● **Problem to solve**
Return the lines where the word "Diesel" occurs.

Data items:
::::::::

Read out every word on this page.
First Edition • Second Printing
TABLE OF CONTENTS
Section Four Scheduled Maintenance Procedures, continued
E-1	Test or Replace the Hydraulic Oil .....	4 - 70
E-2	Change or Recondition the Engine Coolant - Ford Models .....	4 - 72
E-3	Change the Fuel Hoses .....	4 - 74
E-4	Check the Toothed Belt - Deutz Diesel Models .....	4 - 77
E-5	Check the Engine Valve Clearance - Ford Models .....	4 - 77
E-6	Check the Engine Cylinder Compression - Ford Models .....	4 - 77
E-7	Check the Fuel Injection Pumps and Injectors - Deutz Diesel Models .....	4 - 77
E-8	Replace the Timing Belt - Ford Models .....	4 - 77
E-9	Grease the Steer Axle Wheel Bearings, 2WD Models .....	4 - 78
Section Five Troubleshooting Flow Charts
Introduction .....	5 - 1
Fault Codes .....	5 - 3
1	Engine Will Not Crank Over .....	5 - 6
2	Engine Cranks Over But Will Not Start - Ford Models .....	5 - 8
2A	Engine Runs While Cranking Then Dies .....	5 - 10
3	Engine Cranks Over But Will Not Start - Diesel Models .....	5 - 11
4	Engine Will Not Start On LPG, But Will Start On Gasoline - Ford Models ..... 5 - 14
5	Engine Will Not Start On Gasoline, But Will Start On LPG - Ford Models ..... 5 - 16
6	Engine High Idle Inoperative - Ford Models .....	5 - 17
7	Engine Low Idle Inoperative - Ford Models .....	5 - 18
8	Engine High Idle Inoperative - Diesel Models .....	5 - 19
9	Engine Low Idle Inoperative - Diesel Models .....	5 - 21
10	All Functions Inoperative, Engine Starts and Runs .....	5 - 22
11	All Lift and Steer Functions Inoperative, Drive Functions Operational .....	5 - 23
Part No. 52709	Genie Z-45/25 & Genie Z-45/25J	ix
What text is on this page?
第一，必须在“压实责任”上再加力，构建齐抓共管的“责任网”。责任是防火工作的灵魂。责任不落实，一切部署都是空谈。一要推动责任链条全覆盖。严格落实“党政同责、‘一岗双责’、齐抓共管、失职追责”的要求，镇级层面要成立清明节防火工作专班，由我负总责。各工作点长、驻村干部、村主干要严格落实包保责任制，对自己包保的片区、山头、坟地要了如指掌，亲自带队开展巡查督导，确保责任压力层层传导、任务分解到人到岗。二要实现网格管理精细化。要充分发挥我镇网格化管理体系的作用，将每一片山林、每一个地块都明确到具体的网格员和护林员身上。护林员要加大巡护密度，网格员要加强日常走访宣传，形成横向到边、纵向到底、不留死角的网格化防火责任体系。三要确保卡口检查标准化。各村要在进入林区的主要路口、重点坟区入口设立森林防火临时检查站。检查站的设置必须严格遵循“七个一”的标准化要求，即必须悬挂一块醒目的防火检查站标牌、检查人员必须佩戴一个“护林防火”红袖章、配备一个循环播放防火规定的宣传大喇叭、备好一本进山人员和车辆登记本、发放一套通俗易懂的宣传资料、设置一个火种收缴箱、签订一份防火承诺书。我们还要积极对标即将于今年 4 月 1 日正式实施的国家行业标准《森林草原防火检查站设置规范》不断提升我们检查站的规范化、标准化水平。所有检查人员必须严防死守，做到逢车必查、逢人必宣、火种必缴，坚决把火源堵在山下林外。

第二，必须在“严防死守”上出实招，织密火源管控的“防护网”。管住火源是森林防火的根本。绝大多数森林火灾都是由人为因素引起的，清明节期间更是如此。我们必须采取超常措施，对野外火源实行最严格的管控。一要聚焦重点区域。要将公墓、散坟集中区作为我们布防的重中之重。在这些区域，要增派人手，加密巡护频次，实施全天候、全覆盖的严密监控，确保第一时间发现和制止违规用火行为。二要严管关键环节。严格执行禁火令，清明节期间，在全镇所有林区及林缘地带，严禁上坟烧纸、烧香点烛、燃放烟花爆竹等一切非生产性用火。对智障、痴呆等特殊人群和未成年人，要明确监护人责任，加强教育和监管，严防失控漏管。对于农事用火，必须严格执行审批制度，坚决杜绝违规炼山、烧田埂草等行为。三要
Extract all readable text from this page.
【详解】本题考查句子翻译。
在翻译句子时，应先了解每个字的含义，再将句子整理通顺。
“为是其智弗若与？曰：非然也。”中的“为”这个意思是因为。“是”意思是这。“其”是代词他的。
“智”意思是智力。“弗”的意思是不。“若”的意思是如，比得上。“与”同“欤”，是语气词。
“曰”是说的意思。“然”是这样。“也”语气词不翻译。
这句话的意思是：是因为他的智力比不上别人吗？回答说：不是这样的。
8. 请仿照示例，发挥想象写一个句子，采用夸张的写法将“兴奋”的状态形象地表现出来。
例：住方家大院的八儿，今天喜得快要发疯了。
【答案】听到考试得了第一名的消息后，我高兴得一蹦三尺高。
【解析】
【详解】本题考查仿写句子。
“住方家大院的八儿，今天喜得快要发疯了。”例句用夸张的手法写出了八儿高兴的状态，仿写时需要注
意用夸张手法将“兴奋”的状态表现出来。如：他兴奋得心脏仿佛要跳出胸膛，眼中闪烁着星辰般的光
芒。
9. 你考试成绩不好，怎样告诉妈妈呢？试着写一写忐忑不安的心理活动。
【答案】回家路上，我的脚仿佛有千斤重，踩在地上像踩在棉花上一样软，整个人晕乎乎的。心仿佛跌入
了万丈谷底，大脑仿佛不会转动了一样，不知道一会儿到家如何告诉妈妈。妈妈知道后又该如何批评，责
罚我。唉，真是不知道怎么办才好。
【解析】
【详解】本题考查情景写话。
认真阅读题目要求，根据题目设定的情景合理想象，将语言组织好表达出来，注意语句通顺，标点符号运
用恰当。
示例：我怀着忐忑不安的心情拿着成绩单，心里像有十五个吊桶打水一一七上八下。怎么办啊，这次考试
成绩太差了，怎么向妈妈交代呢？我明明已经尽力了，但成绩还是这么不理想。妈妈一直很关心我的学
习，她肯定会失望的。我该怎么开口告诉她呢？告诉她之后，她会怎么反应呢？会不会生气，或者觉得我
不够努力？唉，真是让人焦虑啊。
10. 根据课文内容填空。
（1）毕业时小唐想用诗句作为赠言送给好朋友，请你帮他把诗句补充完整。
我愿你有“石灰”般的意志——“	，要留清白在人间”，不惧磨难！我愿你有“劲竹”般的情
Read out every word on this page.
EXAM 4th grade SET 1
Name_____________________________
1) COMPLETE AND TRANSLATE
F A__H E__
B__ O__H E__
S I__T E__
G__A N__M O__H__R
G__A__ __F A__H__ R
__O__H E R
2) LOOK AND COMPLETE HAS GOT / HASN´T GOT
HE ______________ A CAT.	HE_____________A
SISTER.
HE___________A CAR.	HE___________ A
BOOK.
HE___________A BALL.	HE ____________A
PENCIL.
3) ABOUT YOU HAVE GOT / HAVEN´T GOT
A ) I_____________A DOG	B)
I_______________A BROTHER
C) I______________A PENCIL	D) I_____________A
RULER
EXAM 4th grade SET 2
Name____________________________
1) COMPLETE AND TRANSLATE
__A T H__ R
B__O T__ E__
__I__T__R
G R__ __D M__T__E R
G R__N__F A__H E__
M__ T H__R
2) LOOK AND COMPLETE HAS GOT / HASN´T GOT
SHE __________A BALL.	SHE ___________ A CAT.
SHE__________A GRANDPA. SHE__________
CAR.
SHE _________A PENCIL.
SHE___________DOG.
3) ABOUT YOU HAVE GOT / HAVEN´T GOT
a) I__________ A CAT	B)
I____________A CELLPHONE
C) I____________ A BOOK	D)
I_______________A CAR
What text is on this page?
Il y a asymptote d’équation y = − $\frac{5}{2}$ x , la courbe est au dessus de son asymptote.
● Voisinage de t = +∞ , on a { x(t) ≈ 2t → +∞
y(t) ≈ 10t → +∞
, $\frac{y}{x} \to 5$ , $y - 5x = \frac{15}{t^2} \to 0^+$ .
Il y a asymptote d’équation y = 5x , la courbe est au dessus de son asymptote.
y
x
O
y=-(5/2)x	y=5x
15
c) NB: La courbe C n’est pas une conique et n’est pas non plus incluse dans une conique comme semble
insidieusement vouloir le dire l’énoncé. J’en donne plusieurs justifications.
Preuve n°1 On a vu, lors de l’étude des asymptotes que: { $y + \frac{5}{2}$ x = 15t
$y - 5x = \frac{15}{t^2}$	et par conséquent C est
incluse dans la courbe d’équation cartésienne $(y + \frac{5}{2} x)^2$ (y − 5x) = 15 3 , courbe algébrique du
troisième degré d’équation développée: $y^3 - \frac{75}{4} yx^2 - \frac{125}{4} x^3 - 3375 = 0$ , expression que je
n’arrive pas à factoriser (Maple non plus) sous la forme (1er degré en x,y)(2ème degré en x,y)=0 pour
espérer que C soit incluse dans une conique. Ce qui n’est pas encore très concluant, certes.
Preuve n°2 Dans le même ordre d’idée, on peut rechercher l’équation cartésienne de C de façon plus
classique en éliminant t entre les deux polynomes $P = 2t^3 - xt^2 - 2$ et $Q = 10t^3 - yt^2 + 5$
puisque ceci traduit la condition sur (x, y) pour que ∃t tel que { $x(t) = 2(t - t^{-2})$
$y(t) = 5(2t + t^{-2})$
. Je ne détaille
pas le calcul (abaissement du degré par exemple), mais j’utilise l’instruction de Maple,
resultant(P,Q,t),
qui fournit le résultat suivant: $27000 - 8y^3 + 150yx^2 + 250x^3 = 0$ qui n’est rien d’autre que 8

::::::::

● **Response to the task**
E-4	Check the Toothed Belt - Deutz Diesel Models .....	4 - 77
E-7	Check the Fuel Injection Pumps and Injectors - Deutz Diesel Models .....	4 - 77
3	Engine Cranks Over But Will Not Start - Diesel Models .....	5 - 11
8	Engine High Idle Inoperative - Diesel Models .....	5 - 19
9	Engine Low Idle Inoperative - Diesel Models .....	5 - 21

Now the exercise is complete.